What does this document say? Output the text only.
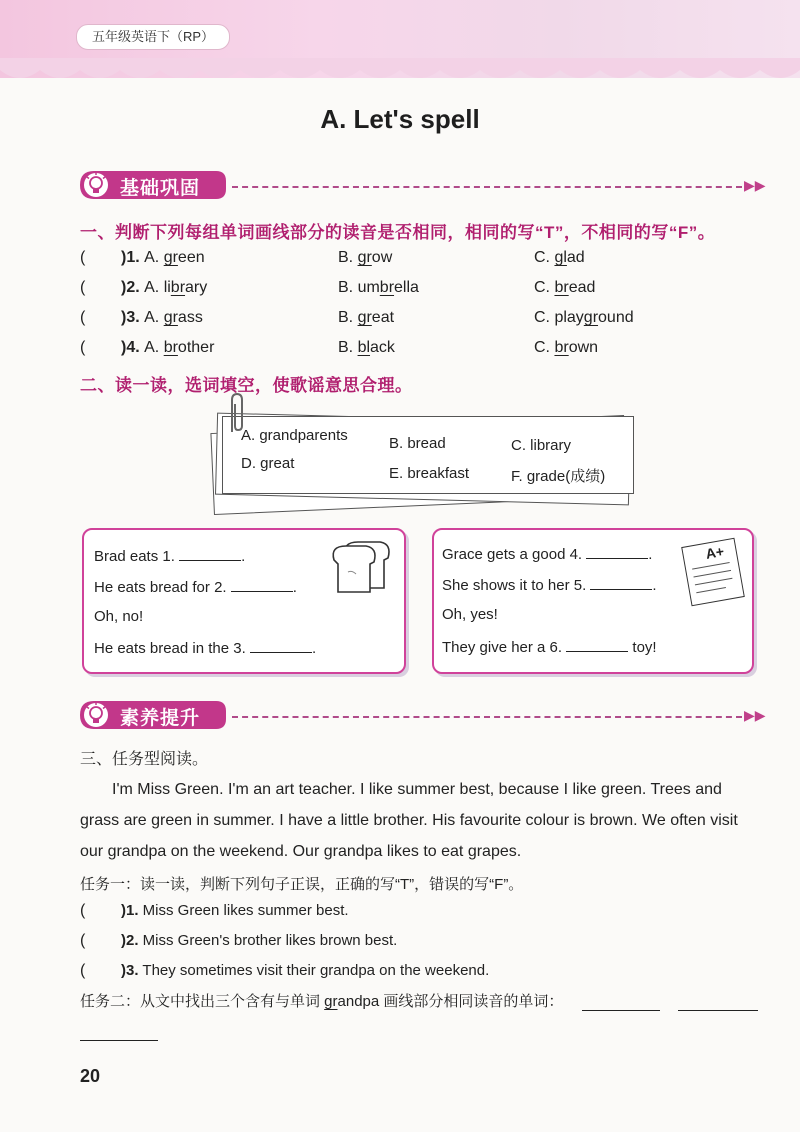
五年级英语下（RP）
A. Let's spell
基础巩固	▶▶
一、判断下列每组单词画线部分的读音是否相同，相同的写“T”，不相同的写“F”。
( )1. A. green	B. grow	C. glad
( )2. A. library	B. umbrella	C. bread
( )3. A. grass	B. great	C. playground
( )4. A. brother	B. black	C. brown
二、读一读，选词填空，使歌谣意思合理。
A. grandparents	B. bread	C. library
D. great
E. breakfast	F. grade(成绩)
Brad eats 1.	.
He eats bread for 2.	.
Oh, no!
He eats bread in the 3.	.
Grace gets a good 4.	.
She shows it to her 5.	.
Oh, yes!
They give her a 6.	toy!
A+
素养提升	▶▶
三、任务型阅读。
I'm Miss Green. I'm an art teacher. I like summer best, because I like green. Trees and grass are green in summer. I have a little brother. His favourite colour is brown. We often visit our grandpa on the weekend. Our grandpa likes to eat grapes.
任务一：读一读，判断下列句子正误，正确的写“T”，错误的写“F”。
( )1. Miss Green likes summer best.
( )2. Miss Green's brother likes brown best.
( )3. They sometimes visit their grandpa on the weekend.
任务二：从文中找出三个含有与单词 grandpa 画线部分相同读音的单词：
20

**Exercise instructions**
Write out the material above again, word for word, minus its pictures.

**Exercise response**
What does this document say? Output the text only.
五年级英语下（RP）
A. Let's spell
基础巩固	▶▶
一、判断下列每组单词画线部分的读音是否相同，相同的写“T”，不相同的写“F”。
( )1. A. green	B. grow	C. glad
( )2. A. library	B. umbrella	C. bread
( )3. A. grass	B. great	C. playground
( )4. A. brother	B. black	C. brown
二、读一读，选词填空，使歌谣意思合理。
A. grandparents	B. bread	C. library
D. great
E. breakfast	F. grade(成绩)
Brad eats 1.	.
He eats bread for 2.	.
Oh, no!
He eats bread in the 3.	.
Grace gets a good 4.	.
She shows it to her 5.	.
Oh, yes!
They give her a 6.	toy!
A+
素养提升	▶▶
三、任务型阅读。
I'm Miss Green. I'm an art teacher. I like summer best, because I like green. Trees and grass are green in summer. I have a little brother. His favourite colour is brown. We often visit our grandpa on the weekend. Our grandpa likes to eat grapes.
任务一：读一读，判断下列句子正误，正确的写“T”，错误的写“F”。
( )1. Miss Green likes summer best.
( )2. Miss Green's brother likes brown best.
( )3. They sometimes visit their grandpa on the weekend.
任务二：从文中找出三个含有与单词 grandpa 画线部分相同读音的单词：
20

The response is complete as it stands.